-- Tu objetivo --
Por favor, edita el pasaje del texto sobre la poesía de Belli que va entre "Fue José Miguel" y "leía a Belli.", ambos incluidos, y escríbelo de nuevo con "lisiado" en lugar de "baldado".

++++ Fuente

Fue José Miguel Oviedo, gran hermeneuta, quien señaló tempranamente, hace casi
cuarenta años, en1973, que de la poesía de Carlos Germán Belli se sale con la
impresión de que el hombre es un baldado. Belli había publicado hasta entonces
una media docena de títulos, y después ha firmado una buena decena más, y la
sentencia de Oviedo no ha sido desmentida: se sentía la condena, frustración,
indigencia, absurdo, vacío y carencia de destino en el hombre cuando se leía a Belli.

++++++++
++++ Entradas mostradas

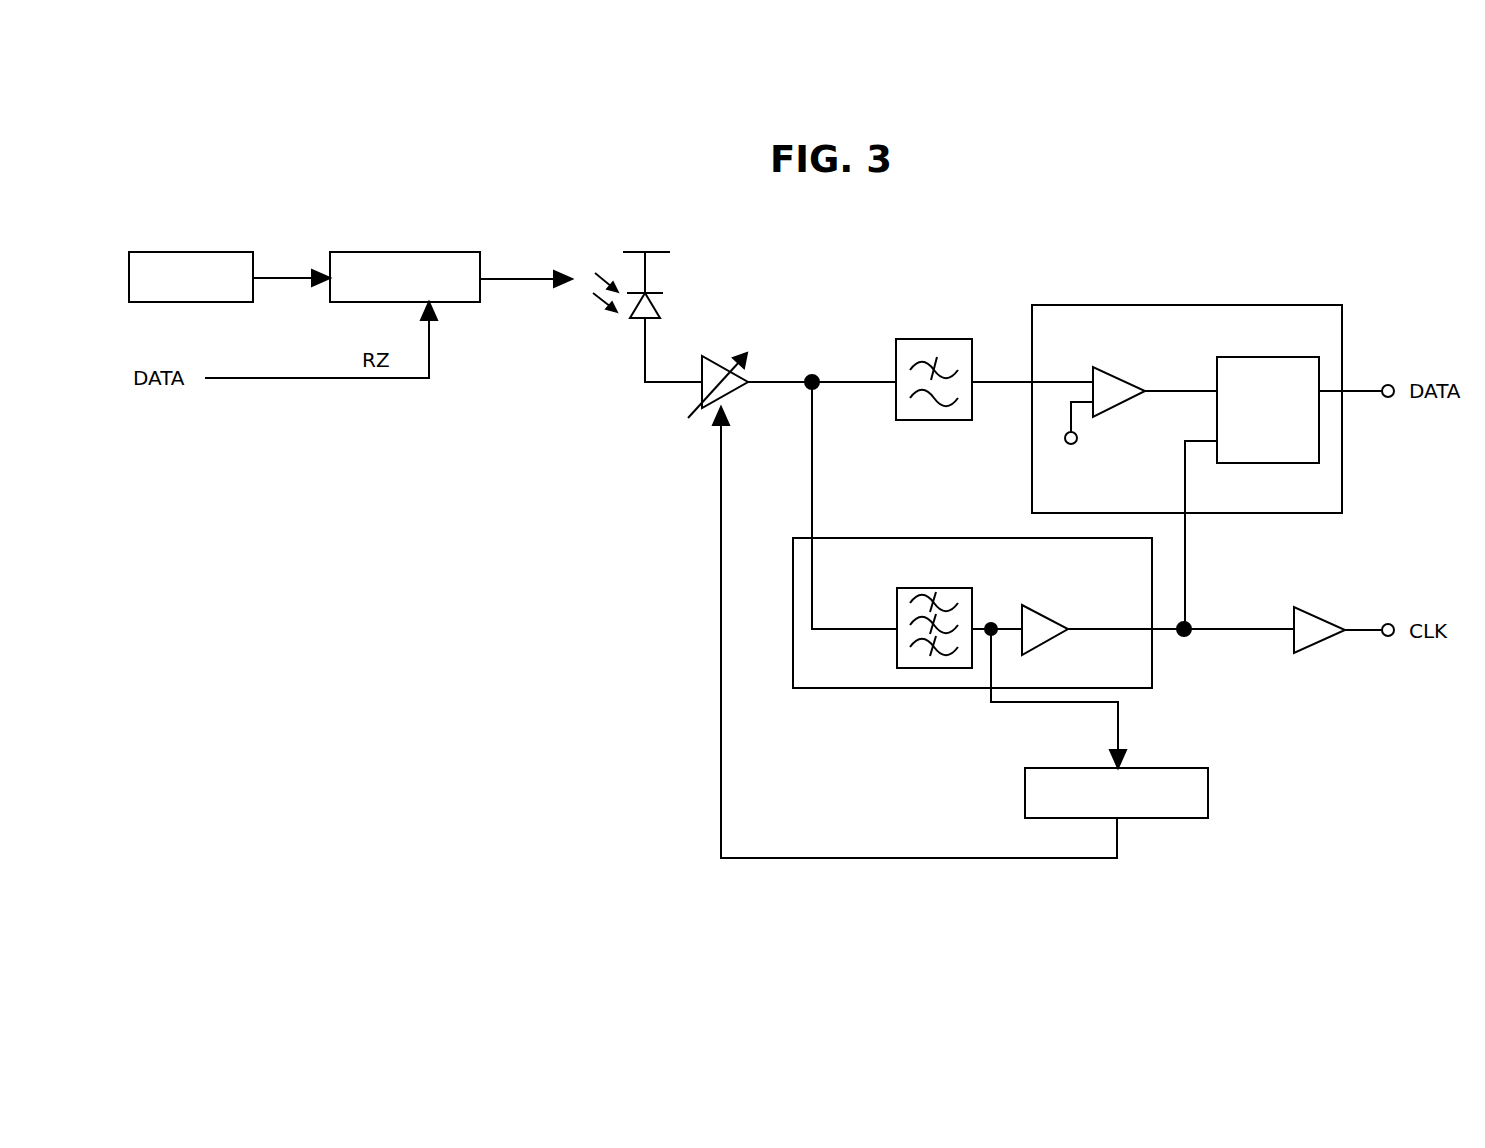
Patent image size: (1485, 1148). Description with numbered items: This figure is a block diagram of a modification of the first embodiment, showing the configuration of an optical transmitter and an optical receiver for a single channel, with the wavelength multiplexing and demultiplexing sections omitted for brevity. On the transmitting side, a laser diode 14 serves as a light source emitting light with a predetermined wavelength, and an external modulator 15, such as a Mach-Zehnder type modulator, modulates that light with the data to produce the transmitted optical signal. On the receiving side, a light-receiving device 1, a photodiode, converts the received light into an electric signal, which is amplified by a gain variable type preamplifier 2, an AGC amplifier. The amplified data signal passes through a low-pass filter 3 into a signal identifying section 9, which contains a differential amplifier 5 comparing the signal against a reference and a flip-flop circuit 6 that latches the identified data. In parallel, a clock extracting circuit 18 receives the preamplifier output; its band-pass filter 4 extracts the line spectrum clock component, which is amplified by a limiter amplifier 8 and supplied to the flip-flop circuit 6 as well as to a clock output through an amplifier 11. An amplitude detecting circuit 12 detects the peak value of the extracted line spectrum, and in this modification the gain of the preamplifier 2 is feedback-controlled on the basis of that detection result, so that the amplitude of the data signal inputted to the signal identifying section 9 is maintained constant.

The light-receiving device 1 is at (657, 302).
The gain variable type preamplifier 2 is at (735, 392).
The low-pass filter 3 is at (935, 339).
The band-pass filter 4 is at (938, 588).
The differential amplifier 5 is at (1118, 374).
The flip-flop circuit 6 is at (1258, 357).
The limiter amplifier 8 is at (1047, 617).
The signal identifying section 9 is at (1188, 305).
The optical amplifier 11 is at (1323, 613).
The amplitude detecting circuit 12 is at (1208, 793).
The laser diode 14 is at (192, 252).
The external modulator 15 is at (405, 252).
The clock extracting circuit 18 is at (975, 688).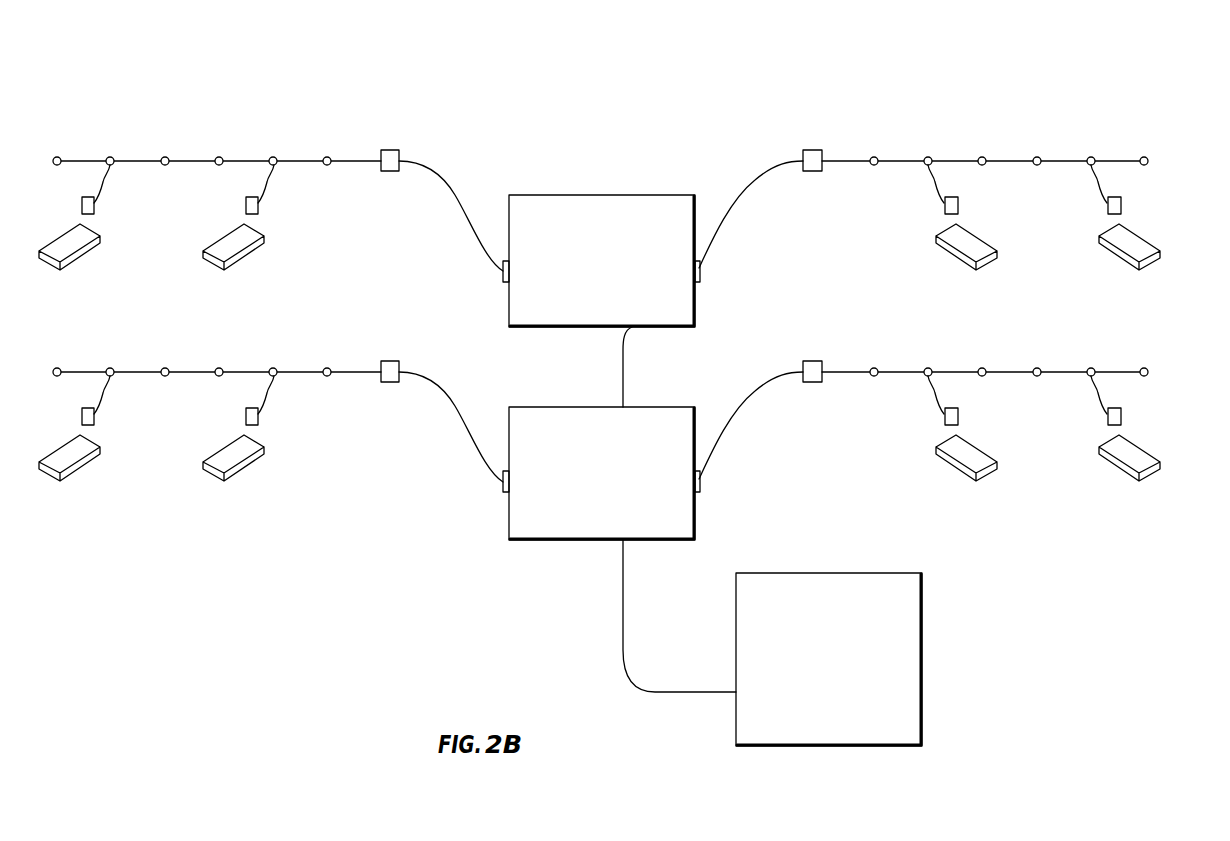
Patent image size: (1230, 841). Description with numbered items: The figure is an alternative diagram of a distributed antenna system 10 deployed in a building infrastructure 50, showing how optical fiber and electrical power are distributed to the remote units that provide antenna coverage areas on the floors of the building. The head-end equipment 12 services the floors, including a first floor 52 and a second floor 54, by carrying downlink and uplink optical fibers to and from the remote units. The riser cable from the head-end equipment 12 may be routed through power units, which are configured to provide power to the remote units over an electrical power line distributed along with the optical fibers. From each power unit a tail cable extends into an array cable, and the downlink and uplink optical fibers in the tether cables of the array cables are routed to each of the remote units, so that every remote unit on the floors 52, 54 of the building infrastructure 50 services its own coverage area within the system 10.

The distributed antenna system 10 is at (607, 105).
The head-end equipment 12 is at (922, 640).
The building infrastructure 50 is at (890, 57).
The first floor 52 is at (1160, 320).
The second floor 54 is at (1128, 105).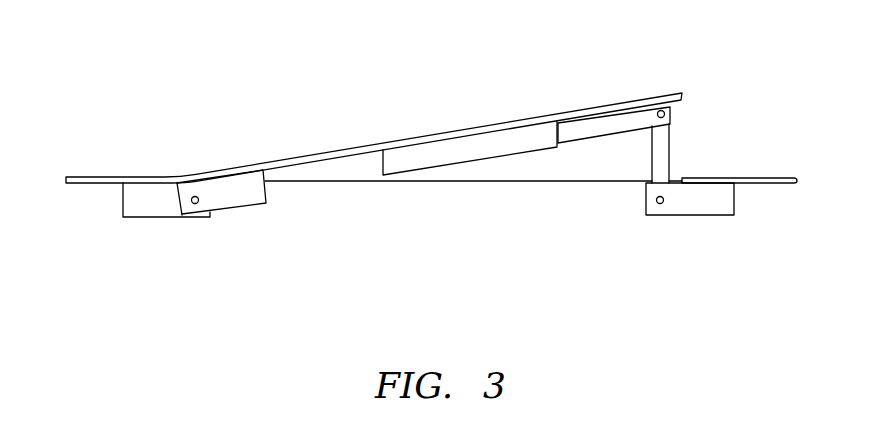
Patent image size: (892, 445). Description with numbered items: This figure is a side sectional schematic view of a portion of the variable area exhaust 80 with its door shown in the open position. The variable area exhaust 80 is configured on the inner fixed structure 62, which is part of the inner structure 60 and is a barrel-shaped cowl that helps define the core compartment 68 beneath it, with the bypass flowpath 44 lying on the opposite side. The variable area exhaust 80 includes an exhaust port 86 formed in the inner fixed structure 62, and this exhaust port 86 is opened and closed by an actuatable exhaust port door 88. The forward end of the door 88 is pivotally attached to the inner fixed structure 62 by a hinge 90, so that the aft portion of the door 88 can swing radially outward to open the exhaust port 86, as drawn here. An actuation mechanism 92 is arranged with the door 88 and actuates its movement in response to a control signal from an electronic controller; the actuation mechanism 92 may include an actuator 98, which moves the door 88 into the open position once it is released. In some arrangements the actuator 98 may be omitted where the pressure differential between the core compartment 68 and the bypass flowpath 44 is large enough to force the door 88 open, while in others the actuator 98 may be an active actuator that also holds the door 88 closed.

The inner structure 60 is at (222, 77).
The inner fixed structure 62 is at (93, 176).
The bypass flowpath 44 is at (428, 67).
The core compartment 68 is at (450, 294).
The exhaust port door 88 is at (568, 110).
The exhaust port 86 is at (596, 195).
The hinge 90 is at (192, 215).
The actuation mechanism 92 is at (653, 242).
The actuator 98 is at (697, 215).
The variable area exhaust 80 is at (722, 131).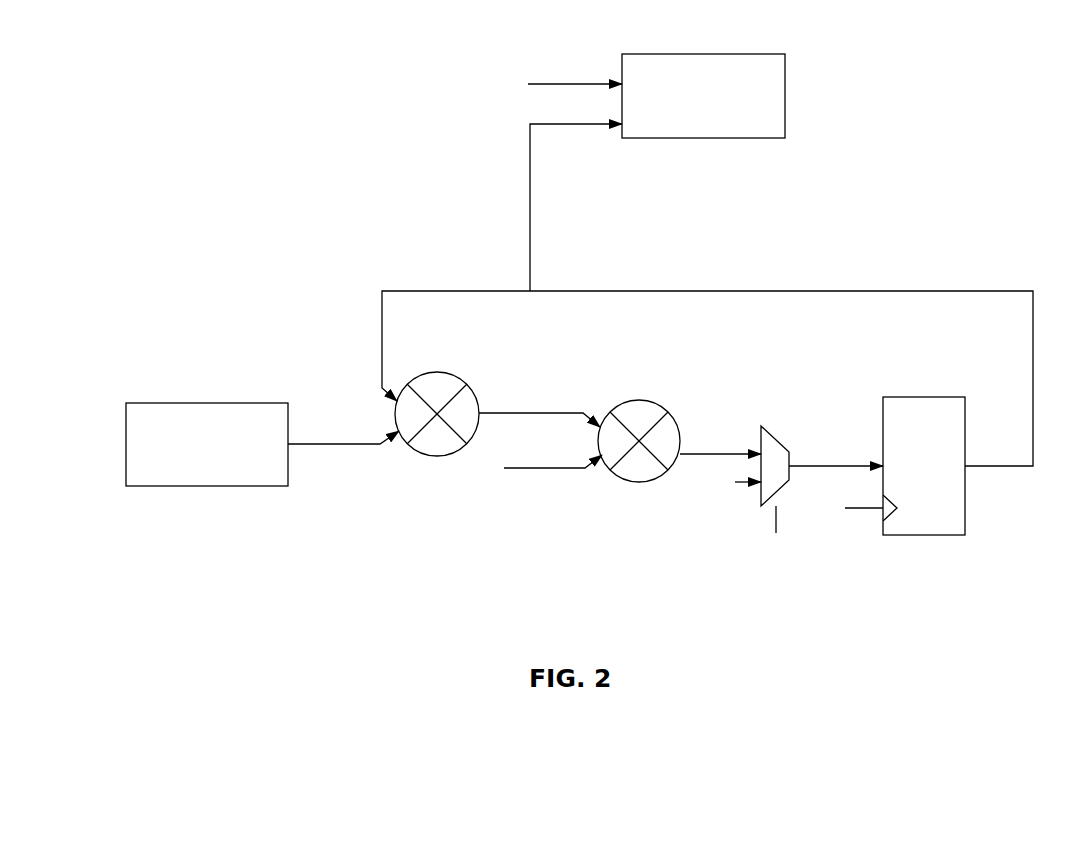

++++++++

-- Respuesta del ejercicio --
Fue José Miguel Oviedo, gran hermeneuta, quien señaló tempranamente, hace casi
cuarenta años, en1973, que de la poesía de Carlos Germán Belli se sale con la
impresión de que el hombre es un lisiado. Belli había publicado hasta entonces
una media docena de títulos, y después ha firmado una buena decena más, y la
sentencia de Oviedo no ha sido desmentida: se sentía la condena, frustración,
indigencia, absurdo, vacío y carencia de destino en el hombre cuando se leía a Belli.